***** Records to process

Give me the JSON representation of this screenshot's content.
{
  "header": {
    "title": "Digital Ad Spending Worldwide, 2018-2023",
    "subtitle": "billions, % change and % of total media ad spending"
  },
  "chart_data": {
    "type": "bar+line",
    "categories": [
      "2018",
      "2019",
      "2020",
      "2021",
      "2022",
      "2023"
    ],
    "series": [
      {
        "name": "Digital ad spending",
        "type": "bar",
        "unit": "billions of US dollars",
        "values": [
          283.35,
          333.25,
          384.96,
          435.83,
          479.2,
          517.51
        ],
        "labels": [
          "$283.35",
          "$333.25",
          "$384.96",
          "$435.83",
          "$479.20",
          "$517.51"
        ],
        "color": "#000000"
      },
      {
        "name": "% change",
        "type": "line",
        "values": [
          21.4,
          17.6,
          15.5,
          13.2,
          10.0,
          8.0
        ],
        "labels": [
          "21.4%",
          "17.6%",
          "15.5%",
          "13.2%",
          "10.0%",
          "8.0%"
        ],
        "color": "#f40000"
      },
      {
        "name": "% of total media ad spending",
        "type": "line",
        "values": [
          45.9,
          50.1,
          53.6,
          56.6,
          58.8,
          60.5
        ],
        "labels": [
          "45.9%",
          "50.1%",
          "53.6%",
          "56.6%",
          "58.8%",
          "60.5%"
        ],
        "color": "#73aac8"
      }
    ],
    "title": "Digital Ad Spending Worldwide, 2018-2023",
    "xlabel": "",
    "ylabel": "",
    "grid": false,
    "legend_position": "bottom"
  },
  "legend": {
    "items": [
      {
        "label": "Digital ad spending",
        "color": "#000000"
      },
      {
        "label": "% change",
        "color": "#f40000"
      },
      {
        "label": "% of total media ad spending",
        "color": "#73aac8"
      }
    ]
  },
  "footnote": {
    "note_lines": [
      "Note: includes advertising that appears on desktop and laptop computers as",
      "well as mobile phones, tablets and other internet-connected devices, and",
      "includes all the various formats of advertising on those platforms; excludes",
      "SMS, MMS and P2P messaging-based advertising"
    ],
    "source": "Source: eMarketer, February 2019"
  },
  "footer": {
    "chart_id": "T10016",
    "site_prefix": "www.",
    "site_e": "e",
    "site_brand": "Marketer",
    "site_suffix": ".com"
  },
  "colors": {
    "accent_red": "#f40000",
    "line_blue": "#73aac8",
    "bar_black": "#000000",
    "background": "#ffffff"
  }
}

**********

Stated exercise – Restate the data above word for word.

Task response –
Give me the JSON representation of this screenshot's content.
{
  "header": {
    "title": "Digital Ad Spending Worldwide, 2018-2023",
    "subtitle": "billions, % change and % of total media ad spending"
  },
  "chart_data": {
    "type": "bar+line",
    "categories": [
      "2018",
      "2019",
      "2020",
      "2021",
      "2022",
      "2023"
    ],
    "series": [
      {
        "name": "Digital ad spending",
        "type": "bar",
        "unit": "billions of US dollars",
        "values": [
          283.35,
          333.25,
          384.96,
          435.83,
          479.2,
          517.51
        ],
        "labels": [
          "$283.35",
          "$333.25",
          "$384.96",
          "$435.83",
          "$479.20",
          "$517.51"
        ],
        "color": "#000000"
      },
      {
        "name": "% change",
        "type": "line",
        "values": [
          21.4,
          17.6,
          15.5,
          13.2,
          10.0,
          8.0
        ],
        "labels": [
          "21.4%",
          "17.6%",
          "15.5%",
          "13.2%",
          "10.0%",
          "8.0%"
        ],
        "color": "#f40000"
      },
      {
        "name": "% of total media ad spending",
        "type": "line",
        "values": [
          45.9,
          50.1,
          53.6,
          56.6,
          58.8,
          60.5
        ],
        "labels": [
          "45.9%",
          "50.1%",
          "53.6%",
          "56.6%",
          "58.8%",
          "60.5%"
        ],
        "color": "#73aac8"
      }
    ],
    "title": "Digital Ad Spending Worldwide, 2018-2023",
    "xlabel": "",
    "ylabel": "",
    "grid": false,
    "legend_position": "bottom"
  },
  "legend": {
    "items": [
      {
        "label": "Digital ad spending",
        "color": "#000000"
      },
      {
        "label": "% change",
        "color": "#f40000"
      },
      {
        "label": "% of total media ad spending",
        "color": "#73aac8"
      }
    ]
  },
  "footnote": {
    "note_lines": [
      "Note: includes advertising that appears on desktop and laptop computers as",
      "well as mobile phones, tablets and other internet-connected devices, and",
      "includes all the various formats of advertising on those platforms; excludes",
      "SMS, MMS and P2P messaging-based advertising"
    ],
    "source": "Source: eMarketer, February 2019"
  },
  "footer": {
    "chart_id": "T10016",
    "site_prefix": "www.",
    "site_e": "e",
    "site_brand": "Marketer",
    "site_suffix": ".com"
  },
  "colors": {
    "accent_red": "#f40000",
    "line_blue": "#73aac8",
    "bar_black": "#000000",
    "background": "#ffffff"
  }
}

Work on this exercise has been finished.